### SUPPLIED ENTRIES
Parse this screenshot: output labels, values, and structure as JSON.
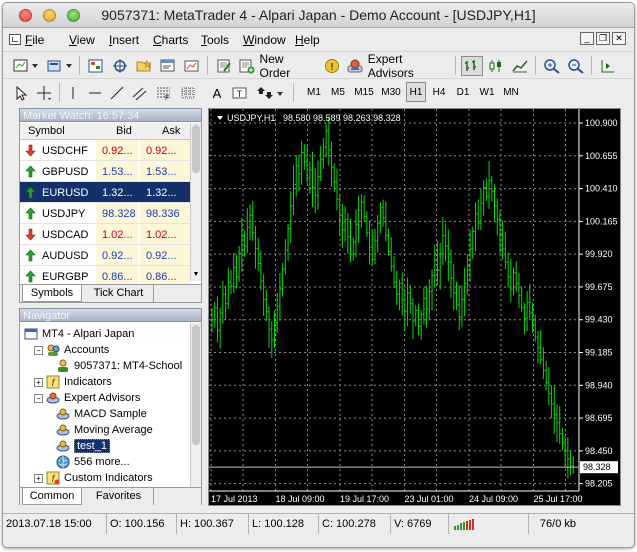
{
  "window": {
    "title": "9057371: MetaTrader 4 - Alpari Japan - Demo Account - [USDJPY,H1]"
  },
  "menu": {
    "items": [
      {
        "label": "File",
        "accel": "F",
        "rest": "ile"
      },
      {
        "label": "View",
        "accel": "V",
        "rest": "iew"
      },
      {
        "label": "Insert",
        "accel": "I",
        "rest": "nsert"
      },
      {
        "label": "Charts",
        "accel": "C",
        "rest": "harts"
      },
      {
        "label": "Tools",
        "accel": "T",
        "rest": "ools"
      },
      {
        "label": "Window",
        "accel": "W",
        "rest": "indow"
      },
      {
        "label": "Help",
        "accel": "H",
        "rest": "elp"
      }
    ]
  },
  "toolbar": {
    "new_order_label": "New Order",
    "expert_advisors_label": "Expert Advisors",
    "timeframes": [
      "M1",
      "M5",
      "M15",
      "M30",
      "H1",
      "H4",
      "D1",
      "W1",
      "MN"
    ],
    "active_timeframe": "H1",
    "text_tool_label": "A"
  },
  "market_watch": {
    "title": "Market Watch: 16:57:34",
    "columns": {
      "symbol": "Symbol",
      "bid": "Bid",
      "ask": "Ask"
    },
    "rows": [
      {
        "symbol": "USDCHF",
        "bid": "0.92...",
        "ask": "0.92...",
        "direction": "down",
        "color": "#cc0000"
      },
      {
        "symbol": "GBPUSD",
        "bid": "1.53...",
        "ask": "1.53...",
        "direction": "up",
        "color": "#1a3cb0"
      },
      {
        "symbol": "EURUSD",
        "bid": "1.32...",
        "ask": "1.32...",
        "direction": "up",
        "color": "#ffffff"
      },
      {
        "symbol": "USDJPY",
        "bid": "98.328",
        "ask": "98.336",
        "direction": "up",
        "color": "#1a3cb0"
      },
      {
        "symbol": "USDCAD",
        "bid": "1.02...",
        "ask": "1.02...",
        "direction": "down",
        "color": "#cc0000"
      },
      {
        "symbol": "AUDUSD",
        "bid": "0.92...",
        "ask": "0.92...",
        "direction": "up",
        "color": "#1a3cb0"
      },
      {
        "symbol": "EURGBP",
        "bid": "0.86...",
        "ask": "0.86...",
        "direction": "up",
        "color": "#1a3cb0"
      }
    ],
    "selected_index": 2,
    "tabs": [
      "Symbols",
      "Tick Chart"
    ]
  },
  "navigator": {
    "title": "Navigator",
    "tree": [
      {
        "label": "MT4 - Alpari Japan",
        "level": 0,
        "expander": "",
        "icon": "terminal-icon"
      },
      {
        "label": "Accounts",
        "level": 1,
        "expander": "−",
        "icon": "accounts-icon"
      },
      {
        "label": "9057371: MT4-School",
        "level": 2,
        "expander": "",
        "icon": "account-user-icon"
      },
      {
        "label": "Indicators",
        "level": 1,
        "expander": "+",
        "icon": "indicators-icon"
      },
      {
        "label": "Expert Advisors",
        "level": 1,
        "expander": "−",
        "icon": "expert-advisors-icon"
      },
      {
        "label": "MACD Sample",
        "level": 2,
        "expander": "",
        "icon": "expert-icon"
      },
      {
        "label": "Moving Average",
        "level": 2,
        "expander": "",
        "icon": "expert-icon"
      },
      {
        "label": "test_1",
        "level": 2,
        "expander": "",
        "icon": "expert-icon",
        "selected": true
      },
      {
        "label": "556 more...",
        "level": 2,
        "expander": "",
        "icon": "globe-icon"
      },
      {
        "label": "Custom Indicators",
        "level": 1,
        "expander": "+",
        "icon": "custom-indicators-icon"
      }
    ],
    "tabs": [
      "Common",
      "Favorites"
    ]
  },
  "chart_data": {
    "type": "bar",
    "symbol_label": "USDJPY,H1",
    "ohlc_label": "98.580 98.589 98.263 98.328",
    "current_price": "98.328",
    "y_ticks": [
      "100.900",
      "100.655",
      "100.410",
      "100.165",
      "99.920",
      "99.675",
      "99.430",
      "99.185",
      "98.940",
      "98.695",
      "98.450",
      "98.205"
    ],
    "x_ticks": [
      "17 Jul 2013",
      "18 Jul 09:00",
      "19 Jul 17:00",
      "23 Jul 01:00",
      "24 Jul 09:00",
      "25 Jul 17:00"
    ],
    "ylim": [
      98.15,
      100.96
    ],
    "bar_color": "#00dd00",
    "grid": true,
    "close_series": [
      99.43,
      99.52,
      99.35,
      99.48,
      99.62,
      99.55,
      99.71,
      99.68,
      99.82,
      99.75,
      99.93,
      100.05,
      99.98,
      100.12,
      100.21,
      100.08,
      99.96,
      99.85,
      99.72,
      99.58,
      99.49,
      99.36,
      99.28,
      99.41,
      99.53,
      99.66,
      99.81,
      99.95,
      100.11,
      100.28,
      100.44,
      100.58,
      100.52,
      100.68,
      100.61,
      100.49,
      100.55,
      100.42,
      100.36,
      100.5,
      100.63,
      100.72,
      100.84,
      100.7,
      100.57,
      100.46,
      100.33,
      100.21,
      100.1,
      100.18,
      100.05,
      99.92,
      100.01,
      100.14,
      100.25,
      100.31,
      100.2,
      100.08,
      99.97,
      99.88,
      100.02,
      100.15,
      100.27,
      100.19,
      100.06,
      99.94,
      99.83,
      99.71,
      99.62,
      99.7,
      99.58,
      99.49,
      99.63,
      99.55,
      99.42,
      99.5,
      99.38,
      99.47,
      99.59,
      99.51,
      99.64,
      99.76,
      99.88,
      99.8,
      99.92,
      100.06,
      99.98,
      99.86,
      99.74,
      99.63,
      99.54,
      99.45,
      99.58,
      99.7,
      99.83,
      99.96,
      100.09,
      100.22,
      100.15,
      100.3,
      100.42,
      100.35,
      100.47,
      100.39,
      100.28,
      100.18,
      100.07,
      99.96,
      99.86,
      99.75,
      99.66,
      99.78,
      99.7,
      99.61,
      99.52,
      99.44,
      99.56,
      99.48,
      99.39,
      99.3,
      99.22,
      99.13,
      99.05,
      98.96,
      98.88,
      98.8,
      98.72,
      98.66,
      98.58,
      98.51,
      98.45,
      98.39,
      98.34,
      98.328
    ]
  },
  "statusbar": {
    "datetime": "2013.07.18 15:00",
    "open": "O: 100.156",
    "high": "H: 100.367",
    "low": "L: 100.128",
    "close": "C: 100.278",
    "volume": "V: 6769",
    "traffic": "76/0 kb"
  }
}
==
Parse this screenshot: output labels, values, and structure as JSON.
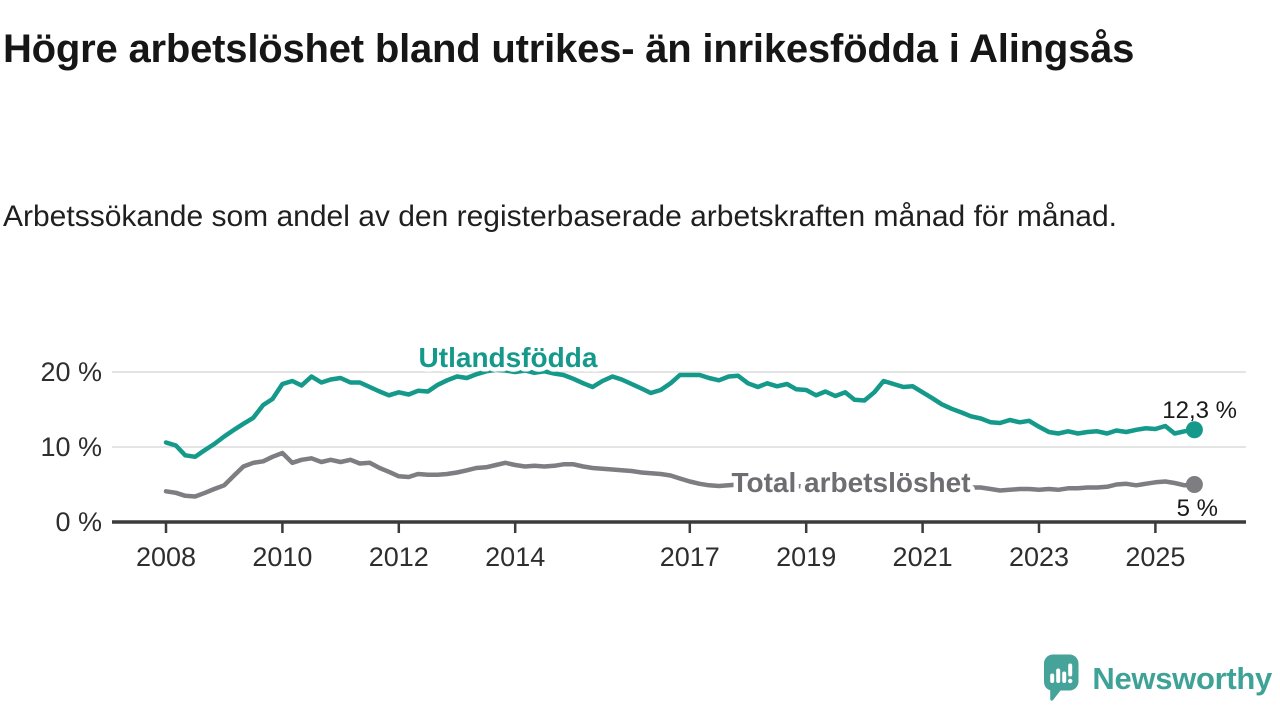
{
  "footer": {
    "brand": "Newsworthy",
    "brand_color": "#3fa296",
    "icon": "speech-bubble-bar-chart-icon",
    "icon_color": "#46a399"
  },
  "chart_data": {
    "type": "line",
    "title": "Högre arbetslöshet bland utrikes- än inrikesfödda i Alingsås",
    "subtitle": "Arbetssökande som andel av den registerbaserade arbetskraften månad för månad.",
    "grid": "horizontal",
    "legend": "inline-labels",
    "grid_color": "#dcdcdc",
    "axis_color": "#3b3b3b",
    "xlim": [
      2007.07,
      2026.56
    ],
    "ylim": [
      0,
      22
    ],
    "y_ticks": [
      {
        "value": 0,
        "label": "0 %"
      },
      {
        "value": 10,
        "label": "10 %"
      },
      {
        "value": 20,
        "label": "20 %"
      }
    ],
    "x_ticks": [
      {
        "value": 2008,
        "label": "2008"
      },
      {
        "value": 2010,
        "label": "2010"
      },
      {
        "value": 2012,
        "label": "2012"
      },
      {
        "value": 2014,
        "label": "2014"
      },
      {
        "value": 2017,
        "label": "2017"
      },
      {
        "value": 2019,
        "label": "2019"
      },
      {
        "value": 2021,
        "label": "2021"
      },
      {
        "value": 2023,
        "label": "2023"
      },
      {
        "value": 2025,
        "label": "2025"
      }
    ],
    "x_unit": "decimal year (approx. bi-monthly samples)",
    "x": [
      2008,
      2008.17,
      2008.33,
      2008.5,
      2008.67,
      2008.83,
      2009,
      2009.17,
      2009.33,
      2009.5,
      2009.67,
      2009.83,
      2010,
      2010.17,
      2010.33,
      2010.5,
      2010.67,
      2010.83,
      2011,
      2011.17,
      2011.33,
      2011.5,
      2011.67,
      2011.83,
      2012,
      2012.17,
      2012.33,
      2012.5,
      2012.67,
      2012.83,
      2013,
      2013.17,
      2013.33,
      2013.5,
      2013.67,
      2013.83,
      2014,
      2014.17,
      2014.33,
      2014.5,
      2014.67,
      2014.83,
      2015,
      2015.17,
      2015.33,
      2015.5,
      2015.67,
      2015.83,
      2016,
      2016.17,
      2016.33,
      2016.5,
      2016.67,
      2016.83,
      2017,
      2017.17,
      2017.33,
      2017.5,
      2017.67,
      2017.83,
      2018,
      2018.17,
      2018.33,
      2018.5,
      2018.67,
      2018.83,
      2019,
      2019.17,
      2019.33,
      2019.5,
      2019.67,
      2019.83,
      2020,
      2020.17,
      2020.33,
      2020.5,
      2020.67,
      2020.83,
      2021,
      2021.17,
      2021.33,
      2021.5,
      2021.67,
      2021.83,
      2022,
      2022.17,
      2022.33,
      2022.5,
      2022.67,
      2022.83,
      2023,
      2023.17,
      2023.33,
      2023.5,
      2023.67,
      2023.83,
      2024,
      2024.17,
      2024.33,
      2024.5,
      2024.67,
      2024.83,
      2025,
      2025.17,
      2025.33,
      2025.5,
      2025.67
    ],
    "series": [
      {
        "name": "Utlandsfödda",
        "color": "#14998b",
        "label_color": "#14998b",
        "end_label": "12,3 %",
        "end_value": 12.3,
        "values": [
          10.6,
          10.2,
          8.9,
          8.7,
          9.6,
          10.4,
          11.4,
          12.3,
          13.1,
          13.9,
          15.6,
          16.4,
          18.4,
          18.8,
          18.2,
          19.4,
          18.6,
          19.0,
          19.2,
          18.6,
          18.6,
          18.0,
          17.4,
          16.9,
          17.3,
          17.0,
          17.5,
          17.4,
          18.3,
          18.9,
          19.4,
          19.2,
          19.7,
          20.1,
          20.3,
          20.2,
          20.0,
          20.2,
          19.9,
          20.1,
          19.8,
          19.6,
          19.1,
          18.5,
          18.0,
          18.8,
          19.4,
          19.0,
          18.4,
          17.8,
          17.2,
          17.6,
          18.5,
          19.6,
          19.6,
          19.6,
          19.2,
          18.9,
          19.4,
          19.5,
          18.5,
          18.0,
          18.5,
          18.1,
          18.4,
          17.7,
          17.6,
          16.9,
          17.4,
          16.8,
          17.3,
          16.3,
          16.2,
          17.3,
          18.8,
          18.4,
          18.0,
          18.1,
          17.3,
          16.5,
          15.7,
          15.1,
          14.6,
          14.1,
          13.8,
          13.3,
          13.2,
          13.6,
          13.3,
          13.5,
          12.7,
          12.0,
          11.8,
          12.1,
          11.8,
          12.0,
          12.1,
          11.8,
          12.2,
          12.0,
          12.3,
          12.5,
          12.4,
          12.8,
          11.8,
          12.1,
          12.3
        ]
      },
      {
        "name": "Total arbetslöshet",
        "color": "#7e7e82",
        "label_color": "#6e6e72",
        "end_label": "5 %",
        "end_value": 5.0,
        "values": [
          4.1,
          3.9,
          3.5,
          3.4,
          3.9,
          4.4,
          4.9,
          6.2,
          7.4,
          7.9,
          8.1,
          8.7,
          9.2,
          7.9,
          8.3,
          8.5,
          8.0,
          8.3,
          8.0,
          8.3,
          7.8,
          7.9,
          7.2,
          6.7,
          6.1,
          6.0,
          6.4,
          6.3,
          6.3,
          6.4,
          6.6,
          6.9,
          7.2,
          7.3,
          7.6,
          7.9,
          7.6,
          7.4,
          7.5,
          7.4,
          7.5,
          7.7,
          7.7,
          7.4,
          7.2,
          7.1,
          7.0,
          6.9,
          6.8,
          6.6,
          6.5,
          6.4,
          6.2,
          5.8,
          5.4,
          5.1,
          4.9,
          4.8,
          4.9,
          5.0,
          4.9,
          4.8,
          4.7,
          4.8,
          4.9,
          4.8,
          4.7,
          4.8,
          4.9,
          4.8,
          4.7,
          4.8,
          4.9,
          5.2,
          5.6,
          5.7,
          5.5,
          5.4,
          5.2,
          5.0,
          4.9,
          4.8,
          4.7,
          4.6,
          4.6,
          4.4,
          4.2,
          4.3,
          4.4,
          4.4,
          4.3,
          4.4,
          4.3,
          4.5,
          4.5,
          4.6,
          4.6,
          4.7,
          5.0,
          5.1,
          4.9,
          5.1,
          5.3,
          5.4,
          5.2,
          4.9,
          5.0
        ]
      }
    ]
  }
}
...
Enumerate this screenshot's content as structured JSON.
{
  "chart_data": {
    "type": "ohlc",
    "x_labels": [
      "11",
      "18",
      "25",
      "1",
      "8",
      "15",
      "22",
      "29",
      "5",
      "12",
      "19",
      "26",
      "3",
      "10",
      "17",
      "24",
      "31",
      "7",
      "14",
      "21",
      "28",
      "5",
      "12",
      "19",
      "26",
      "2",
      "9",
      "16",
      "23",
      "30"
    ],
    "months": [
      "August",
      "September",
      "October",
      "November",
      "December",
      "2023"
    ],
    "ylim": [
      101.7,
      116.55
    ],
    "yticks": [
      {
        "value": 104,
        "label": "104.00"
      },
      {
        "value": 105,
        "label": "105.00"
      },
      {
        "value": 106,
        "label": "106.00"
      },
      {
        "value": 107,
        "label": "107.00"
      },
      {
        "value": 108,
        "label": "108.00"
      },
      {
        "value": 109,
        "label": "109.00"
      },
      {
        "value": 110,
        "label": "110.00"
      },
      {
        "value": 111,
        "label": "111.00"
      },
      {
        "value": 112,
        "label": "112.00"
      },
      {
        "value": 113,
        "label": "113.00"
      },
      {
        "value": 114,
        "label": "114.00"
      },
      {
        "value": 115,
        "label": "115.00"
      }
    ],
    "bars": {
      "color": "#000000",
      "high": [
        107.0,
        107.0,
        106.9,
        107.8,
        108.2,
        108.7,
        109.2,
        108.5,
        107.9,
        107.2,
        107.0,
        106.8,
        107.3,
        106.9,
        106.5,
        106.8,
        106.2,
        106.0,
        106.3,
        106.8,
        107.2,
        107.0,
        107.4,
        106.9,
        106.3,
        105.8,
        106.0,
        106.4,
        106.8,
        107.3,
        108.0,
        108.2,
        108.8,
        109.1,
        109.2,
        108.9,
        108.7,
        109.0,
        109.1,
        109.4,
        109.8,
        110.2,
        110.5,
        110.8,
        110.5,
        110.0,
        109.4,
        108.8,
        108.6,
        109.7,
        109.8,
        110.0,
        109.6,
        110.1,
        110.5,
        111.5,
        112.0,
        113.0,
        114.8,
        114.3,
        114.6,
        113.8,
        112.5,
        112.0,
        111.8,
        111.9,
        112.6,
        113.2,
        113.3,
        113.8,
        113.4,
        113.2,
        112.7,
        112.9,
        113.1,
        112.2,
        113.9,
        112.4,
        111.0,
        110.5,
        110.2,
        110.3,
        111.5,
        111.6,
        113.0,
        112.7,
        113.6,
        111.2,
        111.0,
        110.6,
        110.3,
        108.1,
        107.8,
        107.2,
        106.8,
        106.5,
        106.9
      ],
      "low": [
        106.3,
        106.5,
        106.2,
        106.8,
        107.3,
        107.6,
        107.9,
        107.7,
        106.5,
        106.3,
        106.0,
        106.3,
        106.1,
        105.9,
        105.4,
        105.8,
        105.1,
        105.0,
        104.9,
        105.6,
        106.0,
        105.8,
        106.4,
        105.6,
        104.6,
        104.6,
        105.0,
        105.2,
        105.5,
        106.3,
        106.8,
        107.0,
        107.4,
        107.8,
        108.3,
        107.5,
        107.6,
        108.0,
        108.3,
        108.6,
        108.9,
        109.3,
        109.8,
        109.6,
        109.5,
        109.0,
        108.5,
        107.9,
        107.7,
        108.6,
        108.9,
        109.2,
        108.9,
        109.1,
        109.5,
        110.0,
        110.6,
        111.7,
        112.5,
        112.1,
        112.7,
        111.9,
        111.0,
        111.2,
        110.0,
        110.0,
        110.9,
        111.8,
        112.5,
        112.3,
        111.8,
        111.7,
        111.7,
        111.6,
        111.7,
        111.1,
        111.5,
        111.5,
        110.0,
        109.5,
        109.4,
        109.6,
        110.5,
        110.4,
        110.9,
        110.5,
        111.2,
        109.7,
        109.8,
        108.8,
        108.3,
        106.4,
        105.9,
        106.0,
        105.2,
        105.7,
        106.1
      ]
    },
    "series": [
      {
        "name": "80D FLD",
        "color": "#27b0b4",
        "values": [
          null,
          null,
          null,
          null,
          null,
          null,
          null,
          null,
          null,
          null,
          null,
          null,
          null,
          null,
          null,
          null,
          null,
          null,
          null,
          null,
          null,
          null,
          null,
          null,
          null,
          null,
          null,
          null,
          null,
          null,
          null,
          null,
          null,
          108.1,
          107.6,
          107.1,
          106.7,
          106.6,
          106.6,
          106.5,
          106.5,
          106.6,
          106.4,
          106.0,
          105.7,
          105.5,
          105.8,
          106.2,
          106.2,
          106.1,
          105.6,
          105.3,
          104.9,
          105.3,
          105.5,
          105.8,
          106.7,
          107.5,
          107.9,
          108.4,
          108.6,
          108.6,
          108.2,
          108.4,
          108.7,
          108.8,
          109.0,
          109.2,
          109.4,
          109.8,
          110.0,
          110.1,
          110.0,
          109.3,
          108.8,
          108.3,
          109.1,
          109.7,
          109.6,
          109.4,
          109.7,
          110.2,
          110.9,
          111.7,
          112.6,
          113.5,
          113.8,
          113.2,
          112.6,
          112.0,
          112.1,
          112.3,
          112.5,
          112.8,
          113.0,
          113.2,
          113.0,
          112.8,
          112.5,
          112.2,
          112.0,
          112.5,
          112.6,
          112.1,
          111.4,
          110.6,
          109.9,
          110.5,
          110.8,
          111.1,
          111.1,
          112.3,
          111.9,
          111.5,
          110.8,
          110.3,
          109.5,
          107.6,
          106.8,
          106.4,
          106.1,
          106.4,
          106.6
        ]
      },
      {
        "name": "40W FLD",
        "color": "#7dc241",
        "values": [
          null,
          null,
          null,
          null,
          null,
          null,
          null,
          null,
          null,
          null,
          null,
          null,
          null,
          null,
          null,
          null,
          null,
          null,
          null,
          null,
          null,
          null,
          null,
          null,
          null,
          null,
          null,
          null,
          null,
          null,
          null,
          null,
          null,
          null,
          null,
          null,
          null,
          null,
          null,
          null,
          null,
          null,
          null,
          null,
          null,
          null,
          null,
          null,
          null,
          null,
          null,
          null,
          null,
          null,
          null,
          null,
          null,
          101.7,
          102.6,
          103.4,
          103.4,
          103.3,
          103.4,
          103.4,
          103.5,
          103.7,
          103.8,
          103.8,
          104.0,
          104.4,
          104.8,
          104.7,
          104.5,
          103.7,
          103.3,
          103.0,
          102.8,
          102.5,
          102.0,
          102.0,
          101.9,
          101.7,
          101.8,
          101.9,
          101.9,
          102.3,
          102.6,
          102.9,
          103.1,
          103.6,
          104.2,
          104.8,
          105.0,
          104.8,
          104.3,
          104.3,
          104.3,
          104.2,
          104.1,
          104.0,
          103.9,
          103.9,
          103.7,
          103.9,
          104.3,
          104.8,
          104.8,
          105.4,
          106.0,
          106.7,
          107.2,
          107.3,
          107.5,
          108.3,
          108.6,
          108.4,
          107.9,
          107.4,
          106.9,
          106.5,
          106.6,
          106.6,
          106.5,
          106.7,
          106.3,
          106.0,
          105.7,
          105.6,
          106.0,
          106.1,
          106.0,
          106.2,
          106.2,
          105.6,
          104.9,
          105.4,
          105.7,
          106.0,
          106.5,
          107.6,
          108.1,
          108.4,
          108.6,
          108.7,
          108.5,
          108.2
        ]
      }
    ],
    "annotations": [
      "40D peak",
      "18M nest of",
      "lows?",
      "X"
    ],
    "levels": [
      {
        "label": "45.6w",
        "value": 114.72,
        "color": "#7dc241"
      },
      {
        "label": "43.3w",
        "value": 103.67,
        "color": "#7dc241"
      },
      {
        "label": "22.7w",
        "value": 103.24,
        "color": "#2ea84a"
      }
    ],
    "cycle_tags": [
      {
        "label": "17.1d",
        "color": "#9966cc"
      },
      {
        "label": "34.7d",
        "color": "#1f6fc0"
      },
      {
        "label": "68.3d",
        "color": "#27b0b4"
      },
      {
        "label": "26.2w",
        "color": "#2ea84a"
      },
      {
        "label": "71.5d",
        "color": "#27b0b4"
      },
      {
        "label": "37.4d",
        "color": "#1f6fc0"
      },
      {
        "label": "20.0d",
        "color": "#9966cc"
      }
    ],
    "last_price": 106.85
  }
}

### AIM
Look through the material above and pick out each line holding the word "Alpari".

### OUTPUT FOR THIS EXERCISE
    "title": "9057371: MetaTrader 4 - Alpari Japan - Demo Account - [USDJPY,H1]"
        "label": "MT4 - Alpari Japan",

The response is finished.